The problem – Put every line of the records below into a Markdown table with the columns Row and Line, numbering the rows in order and skipping blank lines.

━━━━━ Information given ━━━━━

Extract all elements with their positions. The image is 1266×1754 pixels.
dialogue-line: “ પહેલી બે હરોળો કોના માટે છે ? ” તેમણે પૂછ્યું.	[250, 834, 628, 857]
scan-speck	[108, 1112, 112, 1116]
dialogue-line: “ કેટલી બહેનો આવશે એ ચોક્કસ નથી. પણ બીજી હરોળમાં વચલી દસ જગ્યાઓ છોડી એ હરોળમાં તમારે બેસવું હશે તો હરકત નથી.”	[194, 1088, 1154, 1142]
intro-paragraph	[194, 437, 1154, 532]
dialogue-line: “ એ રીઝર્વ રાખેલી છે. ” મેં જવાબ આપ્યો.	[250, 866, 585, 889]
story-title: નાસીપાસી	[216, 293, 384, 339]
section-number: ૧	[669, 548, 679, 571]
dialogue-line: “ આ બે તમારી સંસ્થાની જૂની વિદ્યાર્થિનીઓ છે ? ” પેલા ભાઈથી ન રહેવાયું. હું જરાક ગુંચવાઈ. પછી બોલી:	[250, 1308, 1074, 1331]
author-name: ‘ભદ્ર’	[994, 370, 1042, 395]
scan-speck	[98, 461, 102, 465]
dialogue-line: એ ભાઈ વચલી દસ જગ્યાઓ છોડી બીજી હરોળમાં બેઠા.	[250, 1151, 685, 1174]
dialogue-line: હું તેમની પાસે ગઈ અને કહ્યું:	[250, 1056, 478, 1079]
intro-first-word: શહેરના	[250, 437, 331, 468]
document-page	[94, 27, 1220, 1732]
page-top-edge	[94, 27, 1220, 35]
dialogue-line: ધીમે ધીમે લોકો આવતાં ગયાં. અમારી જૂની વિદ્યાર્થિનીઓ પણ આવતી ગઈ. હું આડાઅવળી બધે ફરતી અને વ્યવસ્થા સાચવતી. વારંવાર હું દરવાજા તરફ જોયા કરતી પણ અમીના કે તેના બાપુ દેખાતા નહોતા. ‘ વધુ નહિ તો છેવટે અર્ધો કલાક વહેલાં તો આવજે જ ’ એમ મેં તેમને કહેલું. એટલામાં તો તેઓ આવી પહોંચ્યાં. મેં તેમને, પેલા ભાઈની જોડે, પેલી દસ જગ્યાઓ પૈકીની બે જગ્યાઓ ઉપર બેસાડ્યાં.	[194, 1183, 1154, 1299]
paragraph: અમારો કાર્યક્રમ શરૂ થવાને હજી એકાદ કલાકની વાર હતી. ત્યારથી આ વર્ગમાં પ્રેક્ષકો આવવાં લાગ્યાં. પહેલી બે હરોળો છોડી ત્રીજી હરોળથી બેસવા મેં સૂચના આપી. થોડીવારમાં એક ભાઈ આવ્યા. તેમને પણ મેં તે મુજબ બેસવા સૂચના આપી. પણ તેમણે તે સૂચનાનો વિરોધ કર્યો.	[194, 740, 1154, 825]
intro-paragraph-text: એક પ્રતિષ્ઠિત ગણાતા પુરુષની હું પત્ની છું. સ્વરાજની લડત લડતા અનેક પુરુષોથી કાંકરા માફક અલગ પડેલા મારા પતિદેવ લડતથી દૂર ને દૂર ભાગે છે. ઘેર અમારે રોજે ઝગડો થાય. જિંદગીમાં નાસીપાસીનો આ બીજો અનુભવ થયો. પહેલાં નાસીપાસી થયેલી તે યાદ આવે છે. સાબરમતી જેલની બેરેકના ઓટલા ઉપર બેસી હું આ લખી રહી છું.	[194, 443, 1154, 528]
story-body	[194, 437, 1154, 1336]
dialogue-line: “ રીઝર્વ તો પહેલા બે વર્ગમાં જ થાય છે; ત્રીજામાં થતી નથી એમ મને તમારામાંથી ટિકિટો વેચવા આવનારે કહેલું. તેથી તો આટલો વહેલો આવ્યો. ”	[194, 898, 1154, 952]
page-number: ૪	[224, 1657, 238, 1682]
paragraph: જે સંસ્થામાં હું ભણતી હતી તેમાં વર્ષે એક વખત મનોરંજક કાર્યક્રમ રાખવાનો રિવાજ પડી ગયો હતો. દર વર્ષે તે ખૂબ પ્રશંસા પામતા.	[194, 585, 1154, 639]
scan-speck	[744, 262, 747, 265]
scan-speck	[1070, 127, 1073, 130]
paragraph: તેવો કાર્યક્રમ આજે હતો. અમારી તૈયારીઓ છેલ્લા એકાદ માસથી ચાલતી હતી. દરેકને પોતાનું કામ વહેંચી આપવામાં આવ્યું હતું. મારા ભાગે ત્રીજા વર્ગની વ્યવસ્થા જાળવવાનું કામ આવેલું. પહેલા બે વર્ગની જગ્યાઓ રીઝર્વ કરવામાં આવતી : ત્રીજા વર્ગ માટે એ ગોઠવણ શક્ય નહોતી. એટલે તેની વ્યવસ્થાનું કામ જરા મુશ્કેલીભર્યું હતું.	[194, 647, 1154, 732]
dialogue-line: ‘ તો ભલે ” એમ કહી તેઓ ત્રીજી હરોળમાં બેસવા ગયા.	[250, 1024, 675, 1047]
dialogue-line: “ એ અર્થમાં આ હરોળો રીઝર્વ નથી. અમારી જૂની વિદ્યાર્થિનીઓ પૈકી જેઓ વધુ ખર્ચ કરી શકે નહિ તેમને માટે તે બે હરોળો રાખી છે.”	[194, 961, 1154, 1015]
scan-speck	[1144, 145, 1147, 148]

━━━━━

Correct response –
| Row | Line |
|---|---|
| 1 | Extract all elements with their positions. The image is 1266×1754 pixels. |
| 2 | dialogue-line: “ પહેલી બે હરોળો કોના માટે છે ? ” તેમણે પૂછ્યું.	[250, 834, 628, 857] |
| 3 | scan-speck	[108, 1112, 112, 1116] |
| 4 | dialogue-line: “ કેટલી બહેનો આવશે એ ચોક્કસ નથી. પણ બીજી હરોળમાં વચલી દસ જગ્યાઓ છોડી એ હરોળમાં તમારે બેસવું હશે તો હરકત નથી.”	[194, 1088, 1154, 1142] |
| 5 | intro-paragraph	[194, 437, 1154, 532] |
| 6 | dialogue-line: “ એ રીઝર્વ રાખેલી છે. ” મેં જવાબ આપ્યો.	[250, 866, 585, 889] |
| 7 | story-title: નાસીપાસી	[216, 293, 384, 339] |
| 8 | section-number: ૧	[669, 548, 679, 571] |
| 9 | dialogue-line: “ આ બે તમારી સંસ્થાની જૂની વિદ્યાર્થિનીઓ છે ? ” પેલા ભાઈથી ન રહેવાયું. હું જરાક ગુંચવાઈ. પછી બોલી:	[250, 1308, 1074, 1331] |
| 10 | author-name: ‘ભદ્ર’	[994, 370, 1042, 395] |
| 11 | scan-speck	[98, 461, 102, 465] |
| 12 | dialogue-line: એ ભાઈ વચલી દસ જગ્યાઓ છોડી બીજી હરોળમાં બેઠા.	[250, 1151, 685, 1174] |
| 13 | dialogue-line: હું તેમની પાસે ગઈ અને કહ્યું:	[250, 1056, 478, 1079] |
| 14 | intro-first-word: શહેરના	[250, 437, 331, 468] |
| 15 | document-page	[94, 27, 1220, 1732] |
| 16 | page-top-edge	[94, 27, 1220, 35] |
| 17 | dialogue-line: ધીમે ધીમે લોકો આવતાં ગયાં. અમારી જૂની વિદ્યાર્થિનીઓ પણ આવતી ગઈ. હું આડાઅવળી બધે ફરતી અને વ્યવસ્થા સાચવતી. વારંવાર હું દરવાજા તરફ જોયા કરતી પણ અમીના કે તેના બાપુ દેખાતા નહોતા. ‘ વધુ નહિ તો છેવટે અર્ધો કલાક વહેલાં તો આવજે જ ’ એમ મેં તેમને કહેલું. એટલામાં તો તેઓ આવી પહોંચ્યાં. મેં તેમને, પેલા ભાઈની જોડે, પેલી દસ જગ્યાઓ પૈકીની બે જગ્યાઓ ઉપર બેસાડ્યાં.	[194, 1183, 1154, 1299] |
| 18 | paragraph: અમારો કાર્યક્રમ શરૂ થવાને હજી એકાદ કલાકની વાર હતી. ત્યારથી આ વર્ગમાં પ્રેક્ષકો આવવાં લાગ્યાં. પહેલી બે હરોળો છોડી ત્રીજી હરોળથી બેસવા મેં સૂચના આપી. થોડીવારમાં એક ભાઈ આવ્યા. તેમને પણ મેં તે મુજબ બેસવા સૂચના આપી. પણ તેમણે તે સૂચનાનો વિરોધ કર્યો.	[194, 740, 1154, 825] |
| 19 | intro-paragraph-text: એક પ્રતિષ્ઠિત ગણાતા પુરુષની હું પત્ની છું. સ્વરાજની લડત લડતા અનેક પુરુષોથી કાંકરા માફક અલગ પડેલા મારા પતિદેવ લડતથી દૂર ને દૂર ભાગે છે. ઘેર અમારે રોજે ઝગડો થાય. જિંદગીમાં નાસીપાસીનો આ બીજો અનુભવ થયો. પહેલાં નાસીપાસી થયેલી તે યાદ આવે છે. સાબરમતી જેલની બેરેકના ઓટલા ઉપર બેસી હું આ લખી રહી છું.	[194, 443, 1154, 528] |
| 20 | story-body	[194, 437, 1154, 1336] |
| 21 | dialogue-line: “ રીઝર્વ તો પહેલા બે વર્ગમાં જ થાય છે; ત્રીજામાં થતી નથી એમ મને તમારામાંથી ટિકિટો વેચવા આવનારે કહેલું. તેથી તો આટલો વહેલો આવ્યો. ”	[194, 898, 1154, 952] |
| 22 | page-number: ૪	[224, 1657, 238, 1682] |
| 23 | paragraph: જે સંસ્થામાં હું ભણતી હતી તેમાં વર્ષે એક વખત મનોરંજક કાર્યક્રમ રાખવાનો રિવાજ પડી ગયો હતો. દર વર્ષે તે ખૂબ પ્રશંસા પામતા.	[194, 585, 1154, 639] |
| 24 | scan-speck	[744, 262, 747, 265] |
| 25 | scan-speck	[1070, 127, 1073, 130] |
| 26 | paragraph: તેવો કાર્યક્રમ આજે હતો. અમારી તૈયારીઓ છેલ્લા એકાદ માસથી ચાલતી હતી. દરેકને પોતાનું કામ વહેંચી આપવામાં આવ્યું હતું. મારા ભાગે ત્રીજા વર્ગની વ્યવસ્થા જાળવવાનું કામ આવેલું. પહેલા બે વર્ગની જગ્યાઓ રીઝર્વ કરવામાં આવતી : ત્રીજા વર્ગ માટે એ ગોઠવણ શક્ય નહોતી. એટલે તેની વ્યવસ્થાનું કામ જરા મુશ્કેલીભર્યું હતું.	[194, 647, 1154, 732] |
| 27 | dialogue-line: ‘ તો ભલે ” એમ કહી તેઓ ત્રીજી હરોળમાં બેસવા ગયા.	[250, 1024, 675, 1047] |
| 28 | dialogue-line: “ એ અર્થમાં આ હરોળો રીઝર્વ નથી. અમારી જૂની વિદ્યાર્થિનીઓ પૈકી જેઓ વધુ ખર્ચ કરી શકે નહિ તેમને માટે તે બે હરોળો રાખી છે.”	[194, 961, 1154, 1015] |
| 29 | scan-speck	[1144, 145, 1147, 148] |